▸ **AIM**
Only a number is expected: how many lines in the data below contain the word "детей".

** Start **

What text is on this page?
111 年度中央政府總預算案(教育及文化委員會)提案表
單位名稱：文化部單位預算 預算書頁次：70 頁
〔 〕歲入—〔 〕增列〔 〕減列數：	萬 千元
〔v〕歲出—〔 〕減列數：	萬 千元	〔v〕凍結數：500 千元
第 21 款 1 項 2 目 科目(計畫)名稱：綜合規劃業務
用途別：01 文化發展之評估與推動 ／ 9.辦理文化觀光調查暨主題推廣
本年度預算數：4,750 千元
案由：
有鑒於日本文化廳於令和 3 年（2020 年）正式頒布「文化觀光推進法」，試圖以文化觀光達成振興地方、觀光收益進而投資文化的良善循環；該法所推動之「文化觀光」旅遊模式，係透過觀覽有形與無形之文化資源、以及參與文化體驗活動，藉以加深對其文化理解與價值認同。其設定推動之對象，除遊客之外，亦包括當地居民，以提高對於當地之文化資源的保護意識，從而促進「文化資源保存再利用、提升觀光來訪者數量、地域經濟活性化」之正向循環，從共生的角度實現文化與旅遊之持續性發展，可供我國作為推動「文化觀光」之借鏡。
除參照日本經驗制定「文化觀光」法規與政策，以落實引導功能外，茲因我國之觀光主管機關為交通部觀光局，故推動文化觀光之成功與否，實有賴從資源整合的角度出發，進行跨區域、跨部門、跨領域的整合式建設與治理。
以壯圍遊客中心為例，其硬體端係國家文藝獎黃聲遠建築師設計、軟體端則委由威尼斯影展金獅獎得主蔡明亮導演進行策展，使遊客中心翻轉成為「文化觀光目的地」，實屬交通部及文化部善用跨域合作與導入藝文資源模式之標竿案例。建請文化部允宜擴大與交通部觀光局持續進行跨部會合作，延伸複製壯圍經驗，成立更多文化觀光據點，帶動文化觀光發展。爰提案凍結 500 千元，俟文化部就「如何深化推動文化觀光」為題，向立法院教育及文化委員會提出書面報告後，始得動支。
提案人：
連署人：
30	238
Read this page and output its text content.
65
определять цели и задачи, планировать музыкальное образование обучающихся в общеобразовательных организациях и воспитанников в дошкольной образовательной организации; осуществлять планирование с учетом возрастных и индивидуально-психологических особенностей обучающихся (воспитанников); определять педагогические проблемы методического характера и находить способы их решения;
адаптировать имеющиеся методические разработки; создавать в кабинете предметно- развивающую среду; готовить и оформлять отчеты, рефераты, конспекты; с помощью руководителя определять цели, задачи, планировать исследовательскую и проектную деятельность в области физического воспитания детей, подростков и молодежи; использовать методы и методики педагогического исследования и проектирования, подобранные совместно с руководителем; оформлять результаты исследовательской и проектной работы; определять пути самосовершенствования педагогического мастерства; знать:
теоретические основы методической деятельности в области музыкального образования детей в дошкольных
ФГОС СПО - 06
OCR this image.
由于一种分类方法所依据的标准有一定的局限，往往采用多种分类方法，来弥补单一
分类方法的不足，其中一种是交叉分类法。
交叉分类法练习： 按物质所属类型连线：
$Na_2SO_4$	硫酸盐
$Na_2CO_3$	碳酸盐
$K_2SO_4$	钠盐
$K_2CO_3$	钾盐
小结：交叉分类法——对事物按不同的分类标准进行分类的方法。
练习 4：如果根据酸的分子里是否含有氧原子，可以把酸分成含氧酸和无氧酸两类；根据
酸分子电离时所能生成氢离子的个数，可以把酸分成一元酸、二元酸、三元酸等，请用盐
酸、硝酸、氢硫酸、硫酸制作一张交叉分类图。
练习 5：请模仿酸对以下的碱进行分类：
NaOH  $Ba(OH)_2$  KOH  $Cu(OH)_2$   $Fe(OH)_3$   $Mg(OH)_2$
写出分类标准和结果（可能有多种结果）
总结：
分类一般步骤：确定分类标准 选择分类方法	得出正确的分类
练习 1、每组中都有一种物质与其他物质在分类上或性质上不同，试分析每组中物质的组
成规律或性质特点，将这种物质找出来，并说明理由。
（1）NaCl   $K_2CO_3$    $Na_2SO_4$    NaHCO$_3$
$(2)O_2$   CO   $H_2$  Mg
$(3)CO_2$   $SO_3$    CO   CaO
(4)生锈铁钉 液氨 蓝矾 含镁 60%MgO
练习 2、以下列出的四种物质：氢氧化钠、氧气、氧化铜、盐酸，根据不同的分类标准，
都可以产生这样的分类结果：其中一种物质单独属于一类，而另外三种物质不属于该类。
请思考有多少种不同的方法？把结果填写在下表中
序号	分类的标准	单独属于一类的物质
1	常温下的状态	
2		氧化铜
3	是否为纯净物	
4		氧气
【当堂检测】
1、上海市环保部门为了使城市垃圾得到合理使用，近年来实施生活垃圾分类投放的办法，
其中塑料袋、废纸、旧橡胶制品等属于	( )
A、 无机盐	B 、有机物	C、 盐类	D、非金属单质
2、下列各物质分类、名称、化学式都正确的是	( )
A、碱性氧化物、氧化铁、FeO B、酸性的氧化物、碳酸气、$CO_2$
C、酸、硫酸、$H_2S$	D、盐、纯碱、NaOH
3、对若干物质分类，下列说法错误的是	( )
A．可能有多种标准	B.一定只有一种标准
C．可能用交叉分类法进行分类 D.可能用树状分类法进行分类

** End **

▸ **FULL OUTPUT**
2